* **Problem to work on**
Tally the lines of the listing that contain the word "this", then give the total and nothing else.

━━━ Input rows

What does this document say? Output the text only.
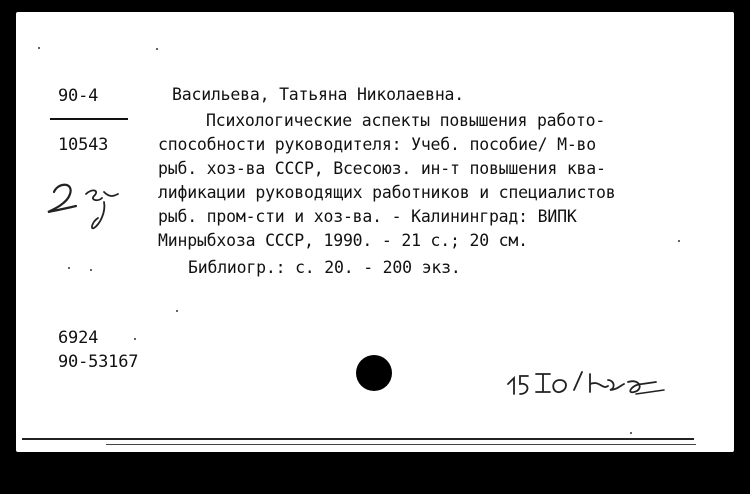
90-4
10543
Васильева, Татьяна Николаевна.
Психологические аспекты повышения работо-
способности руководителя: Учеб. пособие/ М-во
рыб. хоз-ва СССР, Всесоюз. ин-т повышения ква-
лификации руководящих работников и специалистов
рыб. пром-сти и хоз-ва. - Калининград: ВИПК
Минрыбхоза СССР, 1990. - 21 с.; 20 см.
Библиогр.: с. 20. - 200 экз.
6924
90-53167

━━━━━━
━━━ Input rows

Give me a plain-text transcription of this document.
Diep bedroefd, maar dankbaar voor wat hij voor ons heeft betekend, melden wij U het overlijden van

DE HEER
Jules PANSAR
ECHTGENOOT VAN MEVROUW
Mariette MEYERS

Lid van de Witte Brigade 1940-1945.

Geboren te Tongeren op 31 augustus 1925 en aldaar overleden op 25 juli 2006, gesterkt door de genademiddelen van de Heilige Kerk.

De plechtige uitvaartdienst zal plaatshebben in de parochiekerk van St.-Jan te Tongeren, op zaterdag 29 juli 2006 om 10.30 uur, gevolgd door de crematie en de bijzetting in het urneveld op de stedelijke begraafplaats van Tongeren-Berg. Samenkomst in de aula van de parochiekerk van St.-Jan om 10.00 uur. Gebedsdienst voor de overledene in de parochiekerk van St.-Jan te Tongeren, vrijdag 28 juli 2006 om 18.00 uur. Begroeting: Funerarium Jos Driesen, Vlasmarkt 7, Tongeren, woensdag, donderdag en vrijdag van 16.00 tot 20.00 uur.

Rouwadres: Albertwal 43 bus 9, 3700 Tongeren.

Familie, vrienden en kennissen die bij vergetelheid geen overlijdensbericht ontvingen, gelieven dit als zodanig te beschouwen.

━━━━━━

* **Reply to the exercise**
2